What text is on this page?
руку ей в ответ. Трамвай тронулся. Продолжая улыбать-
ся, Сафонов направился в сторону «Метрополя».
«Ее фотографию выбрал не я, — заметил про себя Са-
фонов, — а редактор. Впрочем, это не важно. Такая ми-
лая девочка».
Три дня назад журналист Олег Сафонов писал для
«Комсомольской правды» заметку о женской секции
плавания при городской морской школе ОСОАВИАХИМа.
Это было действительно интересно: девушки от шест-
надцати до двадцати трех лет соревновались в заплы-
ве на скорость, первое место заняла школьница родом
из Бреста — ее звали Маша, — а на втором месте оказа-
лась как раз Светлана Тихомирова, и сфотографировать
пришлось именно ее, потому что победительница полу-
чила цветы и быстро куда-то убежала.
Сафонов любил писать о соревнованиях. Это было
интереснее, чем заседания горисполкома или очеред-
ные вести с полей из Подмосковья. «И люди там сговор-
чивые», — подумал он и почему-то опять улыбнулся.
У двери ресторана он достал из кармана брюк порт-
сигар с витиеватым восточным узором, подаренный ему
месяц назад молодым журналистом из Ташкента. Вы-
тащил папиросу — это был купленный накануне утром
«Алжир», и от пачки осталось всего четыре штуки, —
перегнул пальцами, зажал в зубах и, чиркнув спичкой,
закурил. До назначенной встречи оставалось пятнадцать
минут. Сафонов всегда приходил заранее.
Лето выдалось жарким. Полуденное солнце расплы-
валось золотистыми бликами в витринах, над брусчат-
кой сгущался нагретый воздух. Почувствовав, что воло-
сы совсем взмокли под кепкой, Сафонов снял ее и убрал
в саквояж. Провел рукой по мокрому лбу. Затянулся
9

# # # # #

Retype the material in full, character for character.

RESULT FOR THIS EXERCISE
What text is on this page?
руку ей в ответ. Трамвай тронулся. Продолжая улыбать-
ся, Сафонов направился в сторону «Метрополя».
«Ее фотографию выбрал не я, — заметил про себя Са-
фонов, — а редактор. Впрочем, это не важно. Такая ми-
лая девочка».
Три дня назад журналист Олег Сафонов писал для
«Комсомольской правды» заметку о женской секции
плавания при городской морской школе ОСОАВИАХИМа.
Это было действительно интересно: девушки от шест-
надцати до двадцати трех лет соревновались в заплы-
ве на скорость, первое место заняла школьница родом
из Бреста — ее звали Маша, — а на втором месте оказа-
лась как раз Светлана Тихомирова, и сфотографировать
пришлось именно ее, потому что победительница полу-
чила цветы и быстро куда-то убежала.
Сафонов любил писать о соревнованиях. Это было
интереснее, чем заседания горисполкома или очеред-
ные вести с полей из Подмосковья. «И люди там сговор-
чивые», — подумал он и почему-то опять улыбнулся.
У двери ресторана он достал из кармана брюк порт-
сигар с витиеватым восточным узором, подаренный ему
месяц назад молодым журналистом из Ташкента. Вы-
тащил папиросу — это был купленный накануне утром
«Алжир», и от пачки осталось всего четыре штуки, —
перегнул пальцами, зажал в зубах и, чиркнув спичкой,
закурил. До назначенной встречи оставалось пятнадцать
минут. Сафонов всегда приходил заранее.
Лето выдалось жарким. Полуденное солнце расплы-
валось золотистыми бликами в витринах, над брусчат-
кой сгущался нагретый воздух. Почувствовав, что воло-
сы совсем взмокли под кепкой, Сафонов снял ее и убрал
в саквояж. Провел рукой по мокрому лбу. Затянулся
9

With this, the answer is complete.